Your task is to write out the complete listing exactly as it is shown.

[Begin Entries shown]

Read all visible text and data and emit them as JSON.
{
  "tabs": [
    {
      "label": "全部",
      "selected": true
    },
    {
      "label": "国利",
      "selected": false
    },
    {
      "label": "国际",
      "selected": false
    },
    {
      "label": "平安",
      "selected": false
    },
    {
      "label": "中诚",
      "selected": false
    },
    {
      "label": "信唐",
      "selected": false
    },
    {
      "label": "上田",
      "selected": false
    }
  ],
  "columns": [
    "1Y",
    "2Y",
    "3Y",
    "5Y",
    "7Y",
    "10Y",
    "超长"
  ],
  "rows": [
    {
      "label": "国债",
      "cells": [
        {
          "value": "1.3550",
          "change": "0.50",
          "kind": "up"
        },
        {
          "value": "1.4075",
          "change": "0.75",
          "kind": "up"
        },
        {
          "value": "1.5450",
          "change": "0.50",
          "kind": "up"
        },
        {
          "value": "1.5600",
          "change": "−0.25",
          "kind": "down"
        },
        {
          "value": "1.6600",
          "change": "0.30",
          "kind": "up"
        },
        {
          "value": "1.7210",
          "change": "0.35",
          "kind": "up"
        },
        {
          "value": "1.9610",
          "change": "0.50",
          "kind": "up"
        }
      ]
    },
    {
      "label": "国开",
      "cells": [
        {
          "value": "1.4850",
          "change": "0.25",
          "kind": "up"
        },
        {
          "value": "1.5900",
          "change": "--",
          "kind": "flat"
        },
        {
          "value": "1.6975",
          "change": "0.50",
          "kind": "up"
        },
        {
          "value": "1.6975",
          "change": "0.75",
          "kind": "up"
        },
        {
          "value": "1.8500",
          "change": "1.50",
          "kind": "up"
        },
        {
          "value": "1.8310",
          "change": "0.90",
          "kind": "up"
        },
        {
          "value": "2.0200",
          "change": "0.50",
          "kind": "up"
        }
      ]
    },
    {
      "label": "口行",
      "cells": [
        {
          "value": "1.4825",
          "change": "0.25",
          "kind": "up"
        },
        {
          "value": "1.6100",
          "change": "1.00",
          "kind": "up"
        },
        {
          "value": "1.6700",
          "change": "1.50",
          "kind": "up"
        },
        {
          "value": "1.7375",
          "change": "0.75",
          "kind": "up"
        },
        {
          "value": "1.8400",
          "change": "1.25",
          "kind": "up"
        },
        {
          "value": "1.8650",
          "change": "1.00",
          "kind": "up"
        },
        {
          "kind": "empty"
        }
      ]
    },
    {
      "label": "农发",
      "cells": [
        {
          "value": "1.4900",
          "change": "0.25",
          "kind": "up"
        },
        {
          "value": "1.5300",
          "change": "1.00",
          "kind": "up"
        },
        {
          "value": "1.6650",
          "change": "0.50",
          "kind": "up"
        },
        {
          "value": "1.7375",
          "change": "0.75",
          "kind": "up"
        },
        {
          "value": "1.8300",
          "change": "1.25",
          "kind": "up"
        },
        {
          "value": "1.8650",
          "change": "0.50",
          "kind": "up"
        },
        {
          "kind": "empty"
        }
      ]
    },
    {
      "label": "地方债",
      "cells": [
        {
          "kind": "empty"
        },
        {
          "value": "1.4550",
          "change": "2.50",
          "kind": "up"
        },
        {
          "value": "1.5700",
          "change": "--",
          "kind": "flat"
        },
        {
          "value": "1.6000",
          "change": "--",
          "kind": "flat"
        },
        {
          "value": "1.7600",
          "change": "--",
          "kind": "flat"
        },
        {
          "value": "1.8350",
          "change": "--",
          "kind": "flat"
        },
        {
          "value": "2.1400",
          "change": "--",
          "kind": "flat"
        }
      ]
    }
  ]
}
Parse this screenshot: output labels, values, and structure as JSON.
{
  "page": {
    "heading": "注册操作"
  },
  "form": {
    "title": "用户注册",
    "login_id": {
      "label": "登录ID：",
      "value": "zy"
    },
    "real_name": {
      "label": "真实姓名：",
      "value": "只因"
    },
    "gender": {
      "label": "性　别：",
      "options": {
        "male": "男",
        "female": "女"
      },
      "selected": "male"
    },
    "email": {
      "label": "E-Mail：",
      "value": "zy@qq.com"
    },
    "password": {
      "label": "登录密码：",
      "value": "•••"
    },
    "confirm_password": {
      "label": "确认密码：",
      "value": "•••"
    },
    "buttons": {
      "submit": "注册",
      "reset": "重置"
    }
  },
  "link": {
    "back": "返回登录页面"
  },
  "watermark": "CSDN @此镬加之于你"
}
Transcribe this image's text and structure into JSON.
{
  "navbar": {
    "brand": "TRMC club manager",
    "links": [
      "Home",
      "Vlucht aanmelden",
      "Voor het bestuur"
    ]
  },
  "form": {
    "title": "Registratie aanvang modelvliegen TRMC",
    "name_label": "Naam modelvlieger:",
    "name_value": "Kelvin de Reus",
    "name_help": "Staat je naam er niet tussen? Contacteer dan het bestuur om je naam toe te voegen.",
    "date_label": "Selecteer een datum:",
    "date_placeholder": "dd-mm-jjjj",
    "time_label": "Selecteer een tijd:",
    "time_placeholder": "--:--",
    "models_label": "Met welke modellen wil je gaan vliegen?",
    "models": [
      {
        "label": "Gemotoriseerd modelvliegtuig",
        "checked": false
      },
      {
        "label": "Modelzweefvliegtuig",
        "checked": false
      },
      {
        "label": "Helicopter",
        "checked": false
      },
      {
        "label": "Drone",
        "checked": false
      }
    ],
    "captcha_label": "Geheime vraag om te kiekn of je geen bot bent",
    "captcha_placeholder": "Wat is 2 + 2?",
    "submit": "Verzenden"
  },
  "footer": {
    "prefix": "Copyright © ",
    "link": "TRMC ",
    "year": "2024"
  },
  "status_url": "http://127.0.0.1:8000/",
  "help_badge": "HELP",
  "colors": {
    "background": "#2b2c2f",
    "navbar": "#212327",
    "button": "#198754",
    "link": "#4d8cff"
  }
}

[End Entries shown]

» **Expected output**
Read all visible text and data and emit them as JSON.
{
  "tabs": [
    {
      "label": "全部",
      "selected": true
    },
    {
      "label": "国利",
      "selected": false
    },
    {
      "label": "国际",
      "selected": false
    },
    {
      "label": "平安",
      "selected": false
    },
    {
      "label": "中诚",
      "selected": false
    },
    {
      "label": "信唐",
      "selected": false
    },
    {
      "label": "上田",
      "selected": false
    }
  ],
  "columns": [
    "1Y",
    "2Y",
    "3Y",
    "5Y",
    "7Y",
    "10Y",
    "超长"
  ],
  "rows": [
    {
      "label": "国债",
      "cells": [
        {
          "value": "1.3550",
          "change": "0.50",
          "kind": "up"
        },
        {
          "value": "1.4075",
          "change": "0.75",
          "kind": "up"
        },
        {
          "value": "1.5450",
          "change": "0.50",
          "kind": "up"
        },
        {
          "value": "1.5600",
          "change": "−0.25",
          "kind": "down"
        },
        {
          "value": "1.6600",
          "change": "0.30",
          "kind": "up"
        },
        {
          "value": "1.7210",
          "change": "0.35",
          "kind": "up"
        },
        {
          "value": "1.9610",
          "change": "0.50",
          "kind": "up"
        }
      ]
    },
    {
      "label": "国开",
      "cells": [
        {
          "value": "1.4850",
          "change": "0.25",
          "kind": "up"
        },
        {
          "value": "1.5900",
          "change": "--",
          "kind": "flat"
        },
        {
          "value": "1.6975",
          "change": "0.50",
          "kind": "up"
        },
        {
          "value": "1.6975",
          "change": "0.75",
          "kind": "up"
        },
        {
          "value": "1.8500",
          "change": "1.50",
          "kind": "up"
        },
        {
          "value": "1.8310",
          "change": "0.90",
          "kind": "up"
        },
        {
          "value": "2.0200",
          "change": "0.50",
          "kind": "up"
        }
      ]
    },
    {
      "label": "口行",
      "cells": [
        {
          "value": "1.4825",
          "change": "0.25",
          "kind": "up"
        },
        {
          "value": "1.6100",
          "change": "1.00",
          "kind": "up"
        },
        {
          "value": "1.6700",
          "change": "1.50",
          "kind": "up"
        },
        {
          "value": "1.7375",
          "change": "0.75",
          "kind": "up"
        },
        {
          "value": "1.8400",
          "change": "1.25",
          "kind": "up"
        },
        {
          "value": "1.8650",
          "change": "1.00",
          "kind": "up"
        },
        {
          "kind": "empty"
        }
      ]
    },
    {
      "label": "农发",
      "cells": [
        {
          "value": "1.4900",
          "change": "0.25",
          "kind": "up"
        },
        {
          "value": "1.5300",
          "change": "1.00",
          "kind": "up"
        },
        {
          "value": "1.6650",
          "change": "0.50",
          "kind": "up"
        },
        {
          "value": "1.7375",
          "change": "0.75",
          "kind": "up"
        },
        {
          "value": "1.8300",
          "change": "1.25",
          "kind": "up"
        },
        {
          "value": "1.8650",
          "change": "0.50",
          "kind": "up"
        },
        {
          "kind": "empty"
        }
      ]
    },
    {
      "label": "地方债",
      "cells": [
        {
          "kind": "empty"
        },
        {
          "value": "1.4550",
          "change": "2.50",
          "kind": "up"
        },
        {
          "value": "1.5700",
          "change": "--",
          "kind": "flat"
        },
        {
          "value": "1.6000",
          "change": "--",
          "kind": "flat"
        },
        {
          "value": "1.7600",
          "change": "--",
          "kind": "flat"
        },
        {
          "value": "1.8350",
          "change": "--",
          "kind": "flat"
        },
        {
          "value": "2.1400",
          "change": "--",
          "kind": "flat"
        }
      ]
    }
  ]
}
Parse this screenshot: output labels, values, and structure as JSON.
{
  "page": {
    "heading": "注册操作"
  },
  "form": {
    "title": "用户注册",
    "login_id": {
      "label": "登录ID：",
      "value": "zy"
    },
    "real_name": {
      "label": "真实姓名：",
      "value": "只因"
    },
    "gender": {
      "label": "性　别：",
      "options": {
        "male": "男",
        "female": "女"
      },
      "selected": "male"
    },
    "email": {
      "label": "E-Mail：",
      "value": "zy@qq.com"
    },
    "password": {
      "label": "登录密码：",
      "value": "•••"
    },
    "confirm_password": {
      "label": "确认密码：",
      "value": "•••"
    },
    "buttons": {
      "submit": "注册",
      "reset": "重置"
    }
  },
  "link": {
    "back": "返回登录页面"
  },
  "watermark": "CSDN @此镬加之于你"
}
Transcribe this image's text and structure into JSON.
{
  "navbar": {
    "brand": "TRMC club manager",
    "links": [
      "Home",
      "Vlucht aanmelden",
      "Voor het bestuur"
    ]
  },
  "form": {
    "title": "Registratie aanvang modelvliegen TRMC",
    "name_label": "Naam modelvlieger:",
    "name_value": "Kelvin de Reus",
    "name_help": "Staat je naam er niet tussen? Contacteer dan het bestuur om je naam toe te voegen.",
    "date_label": "Selecteer een datum:",
    "date_placeholder": "dd-mm-jjjj",
    "time_label": "Selecteer een tijd:",
    "time_placeholder": "--:--",
    "models_label": "Met welke modellen wil je gaan vliegen?",
    "models": [
      {
        "label": "Gemotoriseerd modelvliegtuig",
        "checked": false
      },
      {
        "label": "Modelzweefvliegtuig",
        "checked": false
      },
      {
        "label": "Helicopter",
        "checked": false
      },
      {
        "label": "Drone",
        "checked": false
      }
    ],
    "captcha_label": "Geheime vraag om te kiekn of je geen bot bent",
    "captcha_placeholder": "Wat is 2 + 2?",
    "submit": "Verzenden"
  },
  "footer": {
    "prefix": "Copyright © ",
    "link": "TRMC ",
    "year": "2024"
  },
  "status_url": "http://127.0.0.1:8000/",
  "help_badge": "HELP",
  "colors": {
    "background": "#2b2c2f",
    "navbar": "#212327",
    "button": "#198754",
    "link": "#4d8cff"
  }
}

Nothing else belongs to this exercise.